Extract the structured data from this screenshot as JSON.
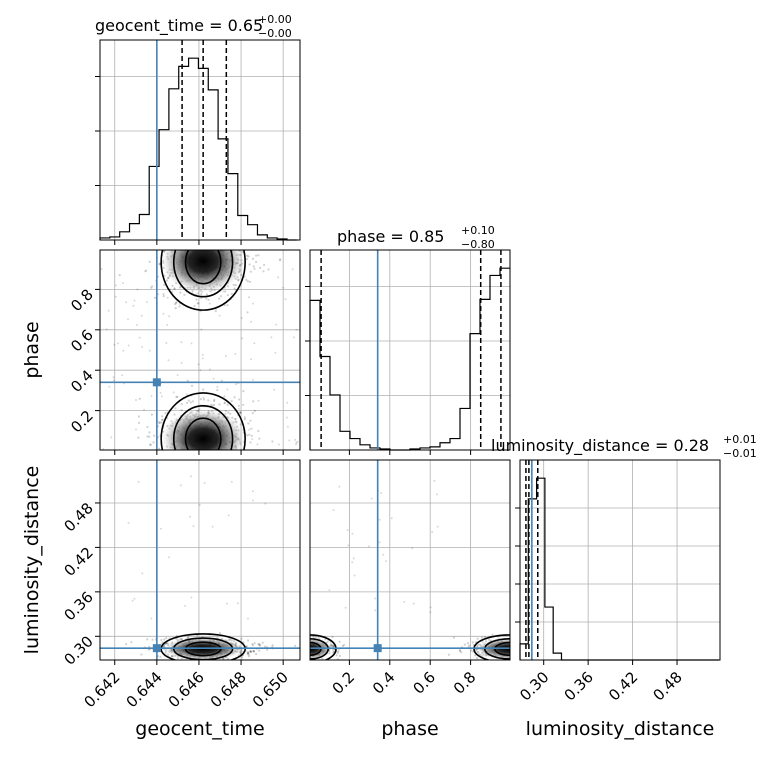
{
  "chart_data": {
    "type": "corner",
    "parameters": [
      "geocent_time",
      "phase",
      "luminosity_distance"
    ],
    "truths": {
      "geocent_time": 0.644,
      "phase": 0.34,
      "luminosity_distance": 0.284
    },
    "truth_color": "#4682b4",
    "grid": true,
    "titles": [
      {
        "param": "geocent_time",
        "text": "geocent_time = 0.65",
        "plus": "+0.00",
        "minus": "−0.00"
      },
      {
        "param": "phase",
        "text": "phase = 0.85",
        "plus": "+0.10",
        "minus": "−0.80"
      },
      {
        "param": "luminosity_distance",
        "text": "luminosity_distance = 0.28",
        "plus": "+0.01",
        "minus": "−0.01"
      }
    ],
    "axis_labels": {
      "geocent_time": "geocent_time",
      "phase": "phase",
      "luminosity_distance": "luminosity_distance"
    },
    "ticks": {
      "geocent_time": [
        "0.642",
        "0.644",
        "0.646",
        "0.648",
        "0.650"
      ],
      "phase": [
        "0.2",
        "0.4",
        "0.6",
        "0.8"
      ],
      "luminosity_distance": [
        "0.30",
        "0.36",
        "0.42",
        "0.48"
      ]
    },
    "ranges": {
      "geocent_time": [
        0.6413,
        0.6508
      ],
      "phase": [
        0.005,
        0.995
      ],
      "luminosity_distance": [
        0.268,
        0.538
      ]
    },
    "histograms": {
      "geocent_time": {
        "edges_start": 0.6413,
        "bin_width": 0.0004675,
        "counts": [
          2,
          3,
          8,
          16,
          25,
          72,
          108,
          148,
          170,
          178,
          168,
          147,
          99,
          65,
          24,
          15,
          5,
          2,
          1,
          0
        ],
        "quantiles": [
          0.6452,
          0.6462,
          0.6473
        ]
      },
      "phase": {
        "edges_start": 0.005,
        "bin_width": 0.0495,
        "counts": [
          144,
          90,
          53,
          18,
          11,
          5,
          2,
          1,
          0,
          0,
          1,
          2,
          3,
          7,
          11,
          40,
          112,
          145,
          168,
          175
        ],
        "quantiles": [
          0.06,
          0.85,
          0.95
        ]
      },
      "luminosity_distance": {
        "edges_start": 0.268,
        "bin_width": 0.0112,
        "counts": [
          14,
          140,
          158,
          46,
          6,
          0,
          0,
          0,
          0,
          0,
          0,
          0,
          0,
          0,
          0,
          0,
          0,
          0,
          0,
          0,
          0,
          0,
          0,
          0
        ],
        "quantiles": [
          0.276,
          0.28,
          0.292
        ]
      }
    }
  }
}
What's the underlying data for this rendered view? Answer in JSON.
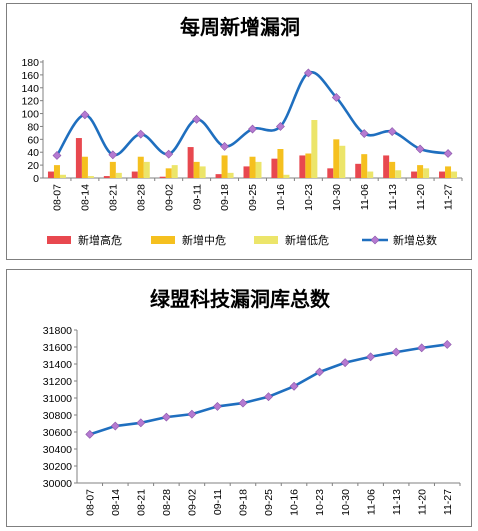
{
  "chart_data": [
    {
      "type": "bar",
      "title": "每周新增漏洞",
      "categories": [
        "08-07",
        "08-14",
        "08-21",
        "08-28",
        "09-02",
        "09-11",
        "09-18",
        "09-25",
        "10-16",
        "10-23",
        "10-30",
        "11-06",
        "11-13",
        "11-20",
        "11-27"
      ],
      "ylim": [
        0,
        180
      ],
      "yticks": [
        0,
        20,
        40,
        60,
        80,
        100,
        120,
        140,
        160,
        180
      ],
      "series": [
        {
          "name": "新增高危",
          "type": "bar",
          "color": "#e8484f",
          "values": [
            10,
            62,
            3,
            10,
            2,
            48,
            6,
            18,
            30,
            35,
            15,
            22,
            35,
            10,
            10
          ]
        },
        {
          "name": "新增中危",
          "type": "bar",
          "color": "#f5c01f",
          "values": [
            20,
            33,
            25,
            33,
            15,
            25,
            35,
            33,
            45,
            38,
            60,
            37,
            25,
            20,
            18
          ]
        },
        {
          "name": "新增低危",
          "type": "bar",
          "color": "#ece56a",
          "values": [
            5,
            3,
            8,
            25,
            20,
            18,
            8,
            25,
            5,
            90,
            50,
            10,
            12,
            15,
            10
          ]
        },
        {
          "name": "新增总数",
          "type": "line",
          "color": "#1f6fbf",
          "marker_color": "#b57ad1",
          "values": [
            35,
            98,
            36,
            68,
            37,
            91,
            49,
            76,
            80,
            163,
            125,
            69,
            72,
            45,
            38
          ]
        }
      ],
      "legend": "bottom",
      "grid": false
    },
    {
      "type": "line",
      "title": "绿盟科技漏洞库总数",
      "categories": [
        "08-07",
        "08-14",
        "08-21",
        "08-28",
        "09-02",
        "09-11",
        "09-18",
        "09-25",
        "10-16",
        "10-23",
        "10-30",
        "11-06",
        "11-13",
        "11-20",
        "11-27"
      ],
      "ylim": [
        30000,
        31800
      ],
      "yticks": [
        30000,
        30200,
        30400,
        30600,
        30800,
        31000,
        31200,
        31400,
        31600,
        31800
      ],
      "series": [
        {
          "color": "#1f6fbf",
          "marker_color": "#b57ad1",
          "values": [
            30572,
            30670,
            30708,
            30775,
            30810,
            30901,
            30940,
            31015,
            31138,
            31306,
            31416,
            31485,
            31540,
            31590,
            31630
          ]
        }
      ],
      "grid": false
    }
  ]
}
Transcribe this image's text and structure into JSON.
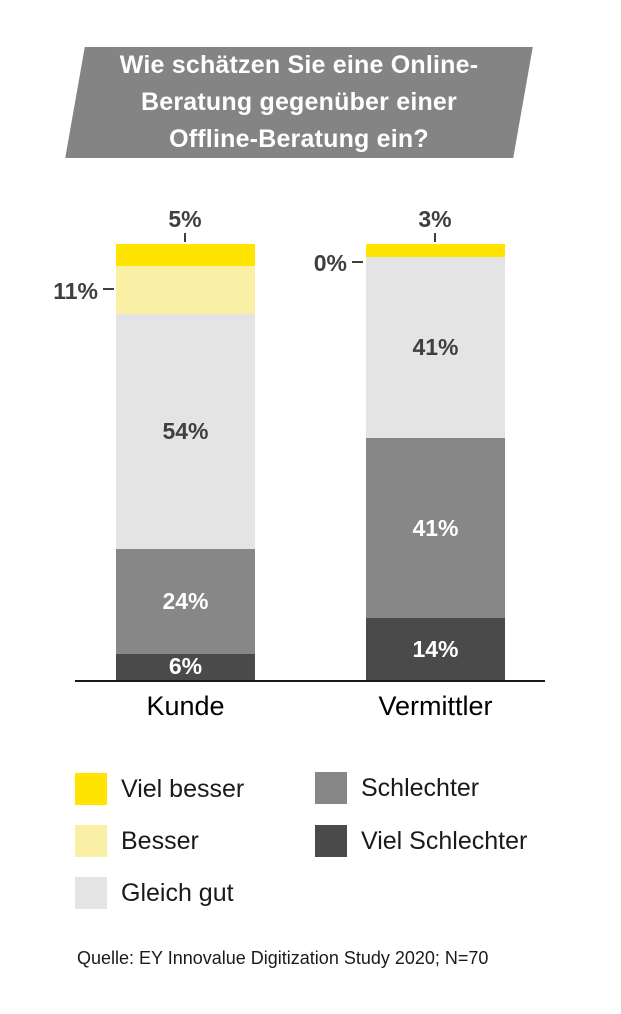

______

[EXERCISE] From the entries above, output every line exactly and omit any image.

[REPLY]
Extract the structured data from this screenshot as JSON.
{
  "chart_data": {
    "type": "corner",
    "parameters": [
      "geocent_time",
      "phase",
      "luminosity_distance"
    ],
    "truths": {
      "geocent_time": 0.644,
      "phase": 0.34,
      "luminosity_distance": 0.284
    },
    "truth_color": "#4682b4",
    "grid": true,
    "titles": [
      {
        "param": "geocent_time",
        "text": "geocent_time = 0.65",
        "plus": "+0.00",
        "minus": "−0.00"
      },
      {
        "param": "phase",
        "text": "phase = 0.85",
        "plus": "+0.10",
        "minus": "−0.80"
      },
      {
        "param": "luminosity_distance",
        "text": "luminosity_distance = 0.28",
        "plus": "+0.01",
        "minus": "−0.01"
      }
    ],
    "axis_labels": {
      "geocent_time": "geocent_time",
      "phase": "phase",
      "luminosity_distance": "luminosity_distance"
    },
    "ticks": {
      "geocent_time": [
        "0.642",
        "0.644",
        "0.646",
        "0.648",
        "0.650"
      ],
      "phase": [
        "0.2",
        "0.4",
        "0.6",
        "0.8"
      ],
      "luminosity_distance": [
        "0.30",
        "0.36",
        "0.42",
        "0.48"
      ]
    },
    "ranges": {
      "geocent_time": [
        0.6413,
        0.6508
      ],
      "phase": [
        0.005,
        0.995
      ],
      "luminosity_distance": [
        0.268,
        0.538
      ]
    },
    "histograms": {
      "geocent_time": {
        "edges_start": 0.6413,
        "bin_width": 0.0004675,
        "counts": [
          2,
          3,
          8,
          16,
          25,
          72,
          108,
          148,
          170,
          178,
          168,
          147,
          99,
          65,
          24,
          15,
          5,
          2,
          1,
          0
        ],
        "quantiles": [
          0.6452,
          0.6462,
          0.6473
        ]
      },
      "phase": {
        "edges_start": 0.005,
        "bin_width": 0.0495,
        "counts": [
          144,
          90,
          53,
          18,
          11,
          5,
          2,
          1,
          0,
          0,
          1,
          2,
          3,
          7,
          11,
          40,
          112,
          145,
          168,
          175
        ],
        "quantiles": [
          0.06,
          0.85,
          0.95
        ]
      },
      "luminosity_distance": {
        "edges_start": 0.268,
        "bin_width": 0.0112,
        "counts": [
          14,
          140,
          158,
          46,
          6,
          0,
          0,
          0,
          0,
          0,
          0,
          0,
          0,
          0,
          0,
          0,
          0,
          0,
          0,
          0,
          0,
          0,
          0,
          0
        ],
        "quantiles": [
          0.276,
          0.28,
          0.292
        ]
      }
    }
  }
}
What's the underlying data for this rendered view? Answer in JSON.
{
  "chart_data": [
    {
      "type": "bar",
      "title": "每周新增漏洞",
      "categories": [
        "08-07",
        "08-14",
        "08-21",
        "08-28",
        "09-02",
        "09-11",
        "09-18",
        "09-25",
        "10-16",
        "10-23",
        "10-30",
        "11-06",
        "11-13",
        "11-20",
        "11-27"
      ],
      "ylim": [
        0,
        180
      ],
      "yticks": [
        0,
        20,
        40,
        60,
        80,
        100,
        120,
        140,
        160,
        180
      ],
      "series": [
        {
          "name": "新增高危",
          "type": "bar",
          "color": "#e8484f",
          "values": [
            10,
            62,
            3,
            10,
            2,
            48,
            6,
            18,
            30,
            35,
            15,
            22,
            35,
            10,
            10
          ]
        },
        {
          "name": "新增中危",
          "type": "bar",
          "color": "#f5c01f",
          "values": [
            20,
            33,
            25,
            33,
            15,
            25,
            35,
            33,
            45,
            38,
            60,
            37,
            25,
            20,
            18
          ]
        },
        {
          "name": "新增低危",
          "type": "bar",
          "color": "#ece56a",
          "values": [
            5,
            3,
            8,
            25,
            20,
            18,
            8,
            25,
            5,
            90,
            50,
            10,
            12,
            15,
            10
          ]
        },
        {
          "name": "新增总数",
          "type": "line",
          "color": "#1f6fbf",
          "marker_color": "#b57ad1",
          "values": [
            35,
            98,
            36,
            68,
            37,
            91,
            49,
            76,
            80,
            163,
            125,
            69,
            72,
            45,
            38
          ]
        }
      ],
      "legend": "bottom",
      "grid": false
    },
    {
      "type": "line",
      "title": "绿盟科技漏洞库总数",
      "categories": [
        "08-07",
        "08-14",
        "08-21",
        "08-28",
        "09-02",
        "09-11",
        "09-18",
        "09-25",
        "10-16",
        "10-23",
        "10-30",
        "11-06",
        "11-13",
        "11-20",
        "11-27"
      ],
      "ylim": [
        30000,
        31800
      ],
      "yticks": [
        30000,
        30200,
        30400,
        30600,
        30800,
        31000,
        31200,
        31400,
        31600,
        31800
      ],
      "series": [
        {
          "color": "#1f6fbf",
          "marker_color": "#b57ad1",
          "values": [
            30572,
            30670,
            30708,
            30775,
            30810,
            30901,
            30940,
            31015,
            31138,
            31306,
            31416,
            31485,
            31540,
            31590,
            31630
          ]
        }
      ],
      "grid": false
    }
  ]
}
Transcribe this image's text and structure into JSON.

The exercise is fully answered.